YOUR TASK: Transcribe the records below exactly as they appear.

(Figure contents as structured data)
*-*-*
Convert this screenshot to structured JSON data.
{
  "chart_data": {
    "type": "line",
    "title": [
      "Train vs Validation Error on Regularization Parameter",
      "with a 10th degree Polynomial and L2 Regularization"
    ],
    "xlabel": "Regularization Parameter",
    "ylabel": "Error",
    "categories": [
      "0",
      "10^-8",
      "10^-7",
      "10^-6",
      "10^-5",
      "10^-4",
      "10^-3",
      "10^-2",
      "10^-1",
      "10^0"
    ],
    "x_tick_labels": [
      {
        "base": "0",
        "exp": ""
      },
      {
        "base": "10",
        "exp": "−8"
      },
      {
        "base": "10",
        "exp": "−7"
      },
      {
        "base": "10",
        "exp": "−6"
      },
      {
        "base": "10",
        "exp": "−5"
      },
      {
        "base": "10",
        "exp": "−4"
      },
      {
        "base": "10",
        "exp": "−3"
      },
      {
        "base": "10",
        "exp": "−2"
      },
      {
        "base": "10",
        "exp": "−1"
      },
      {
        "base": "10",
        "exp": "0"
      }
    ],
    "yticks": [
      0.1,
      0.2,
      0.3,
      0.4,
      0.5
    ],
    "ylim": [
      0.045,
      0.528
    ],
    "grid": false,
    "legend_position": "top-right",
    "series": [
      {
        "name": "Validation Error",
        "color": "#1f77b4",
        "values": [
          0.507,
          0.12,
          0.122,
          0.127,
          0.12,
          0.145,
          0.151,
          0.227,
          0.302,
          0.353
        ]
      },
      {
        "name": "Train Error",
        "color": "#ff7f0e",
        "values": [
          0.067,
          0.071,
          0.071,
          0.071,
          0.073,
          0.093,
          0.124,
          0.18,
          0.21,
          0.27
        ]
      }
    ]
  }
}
*-*-*
THE ANSWER:
Convert this screenshot to structured JSON data.
{
  "chart_data": {
    "type": "line",
    "title": [
      "Train vs Validation Error on Regularization Parameter",
      "with a 10th degree Polynomial and L2 Regularization"
    ],
    "xlabel": "Regularization Parameter",
    "ylabel": "Error",
    "categories": [
      "0",
      "10^-8",
      "10^-7",
      "10^-6",
      "10^-5",
      "10^-4",
      "10^-3",
      "10^-2",
      "10^-1",
      "10^0"
    ],
    "x_tick_labels": [
      {
        "base": "0",
        "exp": ""
      },
      {
        "base": "10",
        "exp": "−8"
      },
      {
        "base": "10",
        "exp": "−7"
      },
      {
        "base": "10",
        "exp": "−6"
      },
      {
        "base": "10",
        "exp": "−5"
      },
      {
        "base": "10",
        "exp": "−4"
      },
      {
        "base": "10",
        "exp": "−3"
      },
      {
        "base": "10",
        "exp": "−2"
      },
      {
        "base": "10",
        "exp": "−1"
      },
      {
        "base": "10",
        "exp": "0"
      }
    ],
    "yticks": [
      0.1,
      0.2,
      0.3,
      0.4,
      0.5
    ],
    "ylim": [
      0.045,
      0.528
    ],
    "grid": false,
    "legend_position": "top-right",
    "series": [
      {
        "name": "Validation Error",
        "color": "#1f77b4",
        "values": [
          0.507,
          0.12,
          0.122,
          0.127,
          0.12,
          0.145,
          0.151,
          0.227,
          0.302,
          0.353
        ]
      },
      {
        "name": "Train Error",
        "color": "#ff7f0e",
        "values": [
          0.067,
          0.071,
          0.071,
          0.071,
          0.073,
          0.093,
          0.124,
          0.18,
          0.21,
          0.27
        ]
      }
    ]
  }
}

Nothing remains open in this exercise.